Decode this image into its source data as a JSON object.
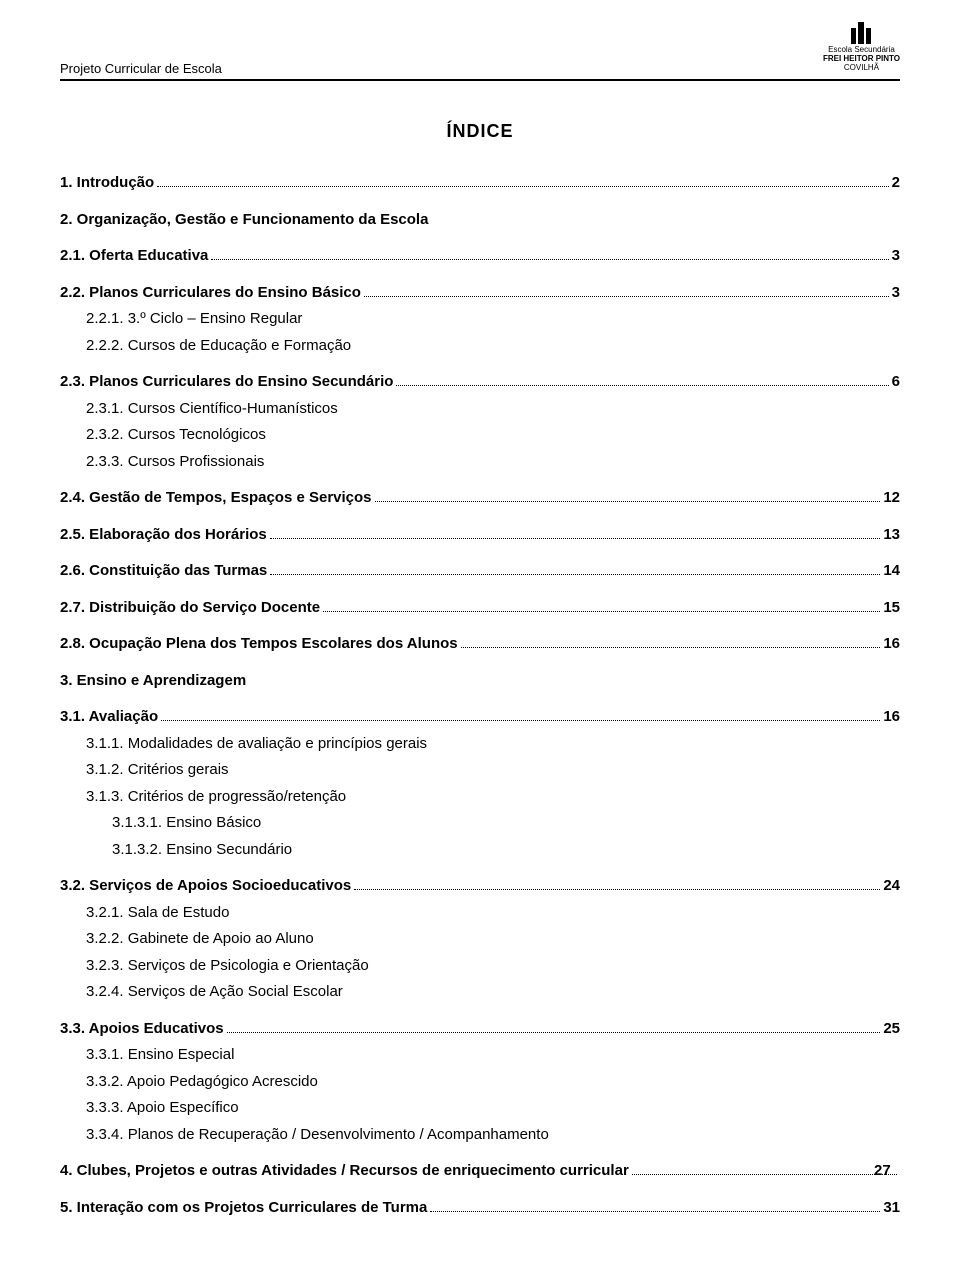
{
  "header": {
    "left": "Projeto Curricular de Escola",
    "logo": {
      "line1": "Escola Secundária",
      "line2": "FREI HEITOR PINTO",
      "line3": "COVILHÃ"
    }
  },
  "title": "ÍNDICE",
  "fonts": {
    "body_size": 15,
    "title_size": 18,
    "header_size": 13
  },
  "colors": {
    "text": "#000000",
    "bg": "#ffffff",
    "rule": "#000000"
  },
  "entries": [
    {
      "label": "1. Introdução",
      "page": "2",
      "bold": true,
      "mt": false
    },
    {
      "label": "2. Organização, Gestão e Funcionamento da Escola",
      "page": null,
      "bold": true,
      "mt": true
    },
    {
      "label": "2.1. Oferta Educativa",
      "page": "3",
      "bold": true,
      "mt": true
    },
    {
      "label": "2.2. Planos Curriculares do Ensino Básico",
      "page": "3",
      "bold": true,
      "mt": true
    },
    {
      "label": "2.2.1. 3.º Ciclo – Ensino Regular",
      "page": null,
      "bold": false,
      "indent": 1
    },
    {
      "label": "2.2.2. Cursos de Educação e Formação",
      "page": null,
      "bold": false,
      "indent": 1
    },
    {
      "label": "2.3. Planos Curriculares do Ensino Secundário",
      "page": "6",
      "bold": true,
      "mt": true
    },
    {
      "label": "2.3.1. Cursos Científico-Humanísticos",
      "page": null,
      "bold": false,
      "indent": 1
    },
    {
      "label": "2.3.2. Cursos Tecnológicos",
      "page": null,
      "bold": false,
      "indent": 1
    },
    {
      "label": "2.3.3. Cursos Profissionais",
      "page": null,
      "bold": false,
      "indent": 1
    },
    {
      "label": "2.4. Gestão de Tempos, Espaços e Serviços",
      "page": "12",
      "bold": true,
      "mt": true
    },
    {
      "label": "2.5. Elaboração dos Horários",
      "page": "13",
      "bold": true,
      "mt": true
    },
    {
      "label": "2.6. Constituição das Turmas",
      "page": "14",
      "bold": true,
      "mt": true
    },
    {
      "label": "2.7. Distribuição do Serviço Docente",
      "page": "15",
      "bold": true,
      "mt": true
    },
    {
      "label": "2.8. Ocupação Plena dos Tempos Escolares dos Alunos",
      "page": "16",
      "bold": true,
      "mt": true
    },
    {
      "label": "3. Ensino e Aprendizagem",
      "page": null,
      "bold": true,
      "mt": true
    },
    {
      "label": "3.1. Avaliação",
      "page": "16",
      "bold": true,
      "mt": true
    },
    {
      "label": "3.1.1. Modalidades de avaliação e princípios gerais",
      "page": null,
      "bold": false,
      "indent": 1
    },
    {
      "label": "3.1.2. Critérios gerais",
      "page": null,
      "bold": false,
      "indent": 1
    },
    {
      "label": "3.1.3. Critérios de progressão/retenção",
      "page": null,
      "bold": false,
      "indent": 1
    },
    {
      "label": "3.1.3.1. Ensino Básico",
      "page": null,
      "bold": false,
      "indent": 2
    },
    {
      "label": "3.1.3.2. Ensino Secundário",
      "page": null,
      "bold": false,
      "indent": 2
    },
    {
      "label": "3.2. Serviços de Apoios Socioeducativos",
      "page": "24",
      "bold": true,
      "mt": true
    },
    {
      "label": "3.2.1. Sala de Estudo",
      "page": null,
      "bold": false,
      "indent": 1
    },
    {
      "label": "3.2.2. Gabinete de Apoio ao Aluno",
      "page": null,
      "bold": false,
      "indent": 1
    },
    {
      "label": "3.2.3. Serviços de Psicologia e Orientação",
      "page": null,
      "bold": false,
      "indent": 1
    },
    {
      "label": "3.2.4. Serviços de Ação Social Escolar",
      "page": null,
      "bold": false,
      "indent": 1
    },
    {
      "label": "3.3. Apoios Educativos",
      "page": "25",
      "bold": true,
      "mt": true
    },
    {
      "label": "3.3.1. Ensino Especial",
      "page": null,
      "bold": false,
      "indent": 1
    },
    {
      "label": "3.3.2. Apoio Pedagógico Acrescido",
      "page": null,
      "bold": false,
      "indent": 1
    },
    {
      "label": "3.3.3. Apoio Específico",
      "page": null,
      "bold": false,
      "indent": 1
    },
    {
      "label": "3.3.4. Planos de Recuperação / Desenvolvimento / Acompanhamento",
      "page": null,
      "bold": false,
      "indent": 1
    },
    {
      "label": "4. Clubes, Projetos e outras Atividades / Recursos de enriquecimento curricular",
      "page": "27",
      "bold": true,
      "mt": true,
      "hanging": true
    },
    {
      "label": "5. Interação com os Projetos Curriculares de Turma",
      "page": "31",
      "bold": true,
      "mt": true
    }
  ]
}
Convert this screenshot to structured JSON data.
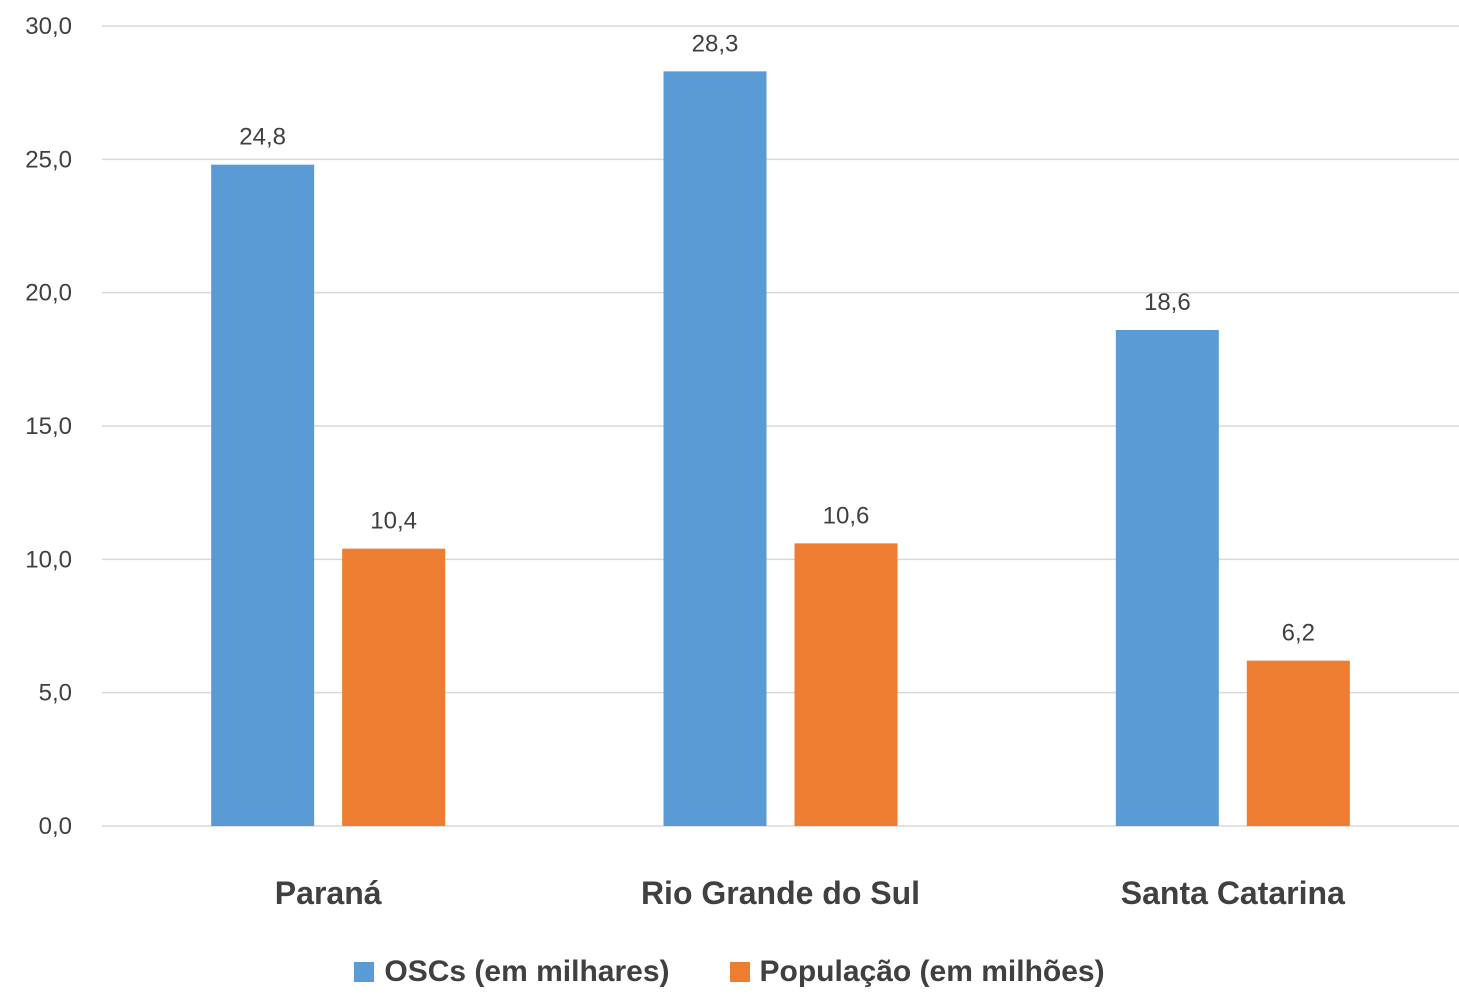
{
  "chart_data": {
    "type": "bar",
    "categories": [
      "Paraná",
      "Rio Grande do Sul",
      "Santa Catarina"
    ],
    "series": [
      {
        "name": "OSCs (em milhares)",
        "values": [
          24.8,
          28.3,
          18.6
        ],
        "labels": [
          "24,8",
          "28,3",
          "18,6"
        ],
        "color": "#5B9BD5"
      },
      {
        "name": "População (em milhões)",
        "values": [
          10.4,
          10.6,
          6.2
        ],
        "labels": [
          "10,4",
          "10,6",
          "6,2"
        ],
        "color": "#ED7D31"
      }
    ],
    "yticks": [
      0,
      5,
      10,
      15,
      20,
      25,
      30
    ],
    "ytick_labels": [
      "0,0",
      "5,0",
      "10,0",
      "15,0",
      "20,0",
      "25,0",
      "30,0"
    ],
    "ylim": [
      0,
      30
    ],
    "grid": true,
    "legend_position": "bottom"
  }
}
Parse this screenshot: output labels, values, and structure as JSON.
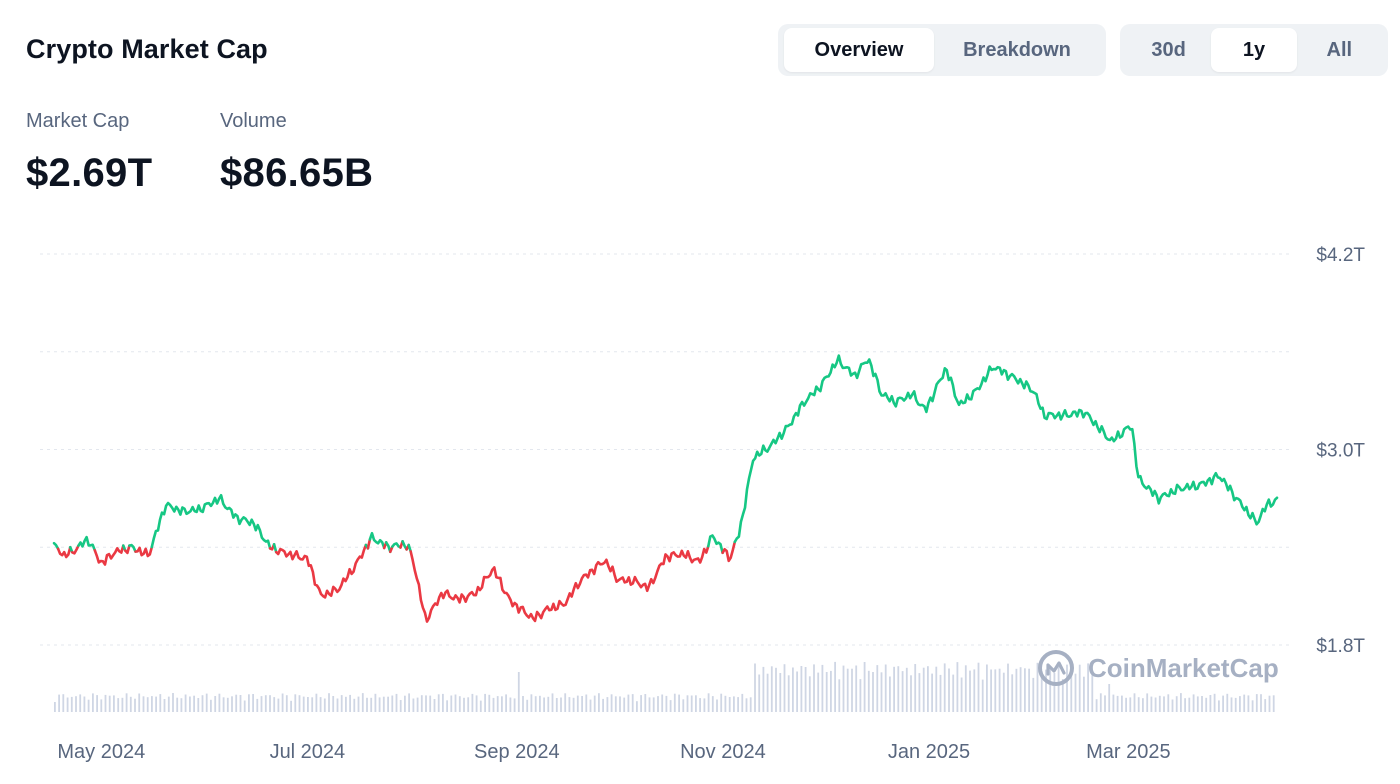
{
  "title": "Crypto Market Cap",
  "view_tabs": [
    {
      "label": "Overview",
      "active": true
    },
    {
      "label": "Breakdown",
      "active": false
    }
  ],
  "range_tabs": [
    {
      "label": "30d",
      "active": false
    },
    {
      "label": "1y",
      "active": true
    },
    {
      "label": "All",
      "active": false
    }
  ],
  "stats": {
    "market_cap": {
      "label": "Market Cap",
      "value": "$2.69T"
    },
    "volume": {
      "label": "Volume",
      "value": "$86.65B"
    }
  },
  "watermark": "CoinMarketCap",
  "colors": {
    "up": "#16c784",
    "down": "#ea3943",
    "volume": "#cfd6e4",
    "grid": "#e3e7ee",
    "text": "#58667e"
  },
  "chart_data": {
    "type": "line",
    "title": "",
    "xlabel": "",
    "ylabel": "",
    "y_tick_labels": [
      "$4.2T",
      "$3.0T",
      "$1.8T"
    ],
    "y_tick_values": [
      4.2,
      3.0,
      1.8
    ],
    "ylim": [
      1.8,
      4.2
    ],
    "x_tick_labels": [
      "May 2024",
      "Jul 2024",
      "Sep 2024",
      "Nov 2024",
      "Jan 2025",
      "Mar 2025"
    ],
    "x_tick_dates": [
      "2024-05-01",
      "2024-07-01",
      "2024-09-01",
      "2024-11-01",
      "2025-01-01",
      "2025-03-01"
    ],
    "xlim": [
      "2024-04-17",
      "2025-04-14"
    ],
    "baseline": 2.4,
    "grid": true,
    "series": [
      {
        "values_unit": "trillion USD",
        "points": [
          [
            "2024-04-17",
            2.41
          ],
          [
            "2024-04-20",
            2.35
          ],
          [
            "2024-04-23",
            2.38
          ],
          [
            "2024-04-27",
            2.45
          ],
          [
            "2024-05-01",
            2.3
          ],
          [
            "2024-05-05",
            2.37
          ],
          [
            "2024-05-10",
            2.4
          ],
          [
            "2024-05-15",
            2.35
          ],
          [
            "2024-05-20",
            2.66
          ],
          [
            "2024-05-25",
            2.62
          ],
          [
            "2024-05-30",
            2.63
          ],
          [
            "2024-06-05",
            2.7
          ],
          [
            "2024-06-10",
            2.58
          ],
          [
            "2024-06-15",
            2.55
          ],
          [
            "2024-06-20",
            2.4
          ],
          [
            "2024-06-25",
            2.36
          ],
          [
            "2024-07-01",
            2.33
          ],
          [
            "2024-07-05",
            2.1
          ],
          [
            "2024-07-10",
            2.14
          ],
          [
            "2024-07-15",
            2.28
          ],
          [
            "2024-07-20",
            2.46
          ],
          [
            "2024-07-25",
            2.4
          ],
          [
            "2024-07-30",
            2.42
          ],
          [
            "2024-08-01",
            2.35
          ],
          [
            "2024-08-05",
            1.95
          ],
          [
            "2024-08-10",
            2.12
          ],
          [
            "2024-08-15",
            2.08
          ],
          [
            "2024-08-20",
            2.12
          ],
          [
            "2024-08-25",
            2.27
          ],
          [
            "2024-08-30",
            2.07
          ],
          [
            "2024-09-06",
            1.96
          ],
          [
            "2024-09-10",
            2.02
          ],
          [
            "2024-09-15",
            2.05
          ],
          [
            "2024-09-20",
            2.2
          ],
          [
            "2024-09-27",
            2.32
          ],
          [
            "2024-10-01",
            2.2
          ],
          [
            "2024-10-06",
            2.19
          ],
          [
            "2024-10-10",
            2.15
          ],
          [
            "2024-10-15",
            2.34
          ],
          [
            "2024-10-20",
            2.36
          ],
          [
            "2024-10-25",
            2.31
          ],
          [
            "2024-10-29",
            2.47
          ],
          [
            "2024-11-03",
            2.33
          ],
          [
            "2024-11-06",
            2.5
          ],
          [
            "2024-11-10",
            2.95
          ],
          [
            "2024-11-15",
            3.02
          ],
          [
            "2024-11-20",
            3.13
          ],
          [
            "2024-11-25",
            3.29
          ],
          [
            "2024-11-30",
            3.39
          ],
          [
            "2024-12-05",
            3.55
          ],
          [
            "2024-12-10",
            3.45
          ],
          [
            "2024-12-14",
            3.56
          ],
          [
            "2024-12-18",
            3.34
          ],
          [
            "2024-12-22",
            3.29
          ],
          [
            "2024-12-27",
            3.34
          ],
          [
            "2024-12-31",
            3.24
          ],
          [
            "2025-01-06",
            3.5
          ],
          [
            "2025-01-10",
            3.27
          ],
          [
            "2025-01-15",
            3.36
          ],
          [
            "2025-01-20",
            3.51
          ],
          [
            "2025-01-27",
            3.43
          ],
          [
            "2025-02-01",
            3.36
          ],
          [
            "2025-02-04",
            3.21
          ],
          [
            "2025-02-10",
            3.21
          ],
          [
            "2025-02-16",
            3.23
          ],
          [
            "2025-02-24",
            3.05
          ],
          [
            "2025-03-02",
            3.15
          ],
          [
            "2025-03-04",
            2.82
          ],
          [
            "2025-03-10",
            2.7
          ],
          [
            "2025-03-16",
            2.76
          ],
          [
            "2025-03-22",
            2.78
          ],
          [
            "2025-03-28",
            2.84
          ],
          [
            "2025-04-02",
            2.7
          ],
          [
            "2025-04-08",
            2.55
          ],
          [
            "2025-04-11",
            2.66
          ],
          [
            "2025-04-14",
            2.69
          ]
        ]
      }
    ],
    "volume_bars": true
  }
}
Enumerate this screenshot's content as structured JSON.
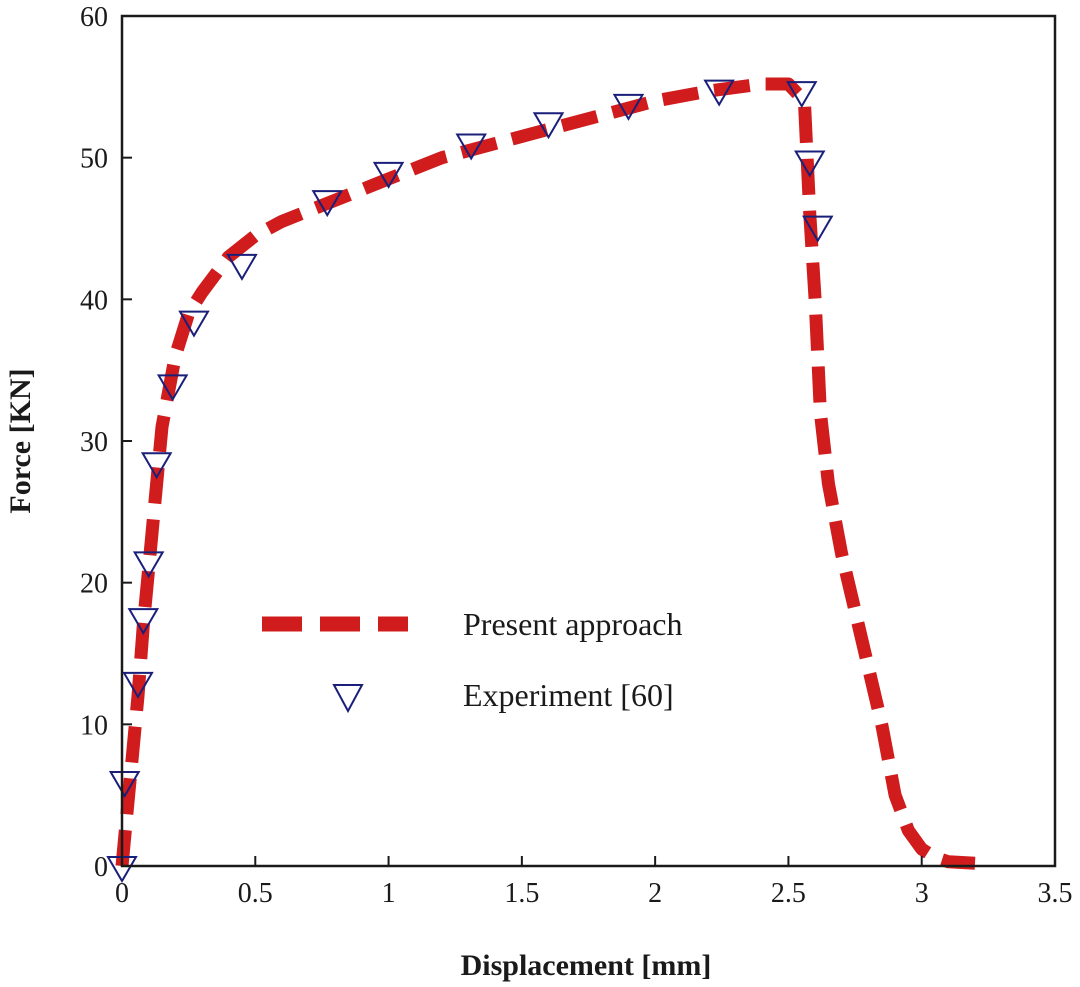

:::

Exercise description: Copy each line holding the word "Tempos" from the listing above.

Solution:
      "label": "2.4. Gestão de Tempos, Espaços e Serviços",
      "label": "2.8. Ocupação Plena dos Tempos Escolares dos Alunos",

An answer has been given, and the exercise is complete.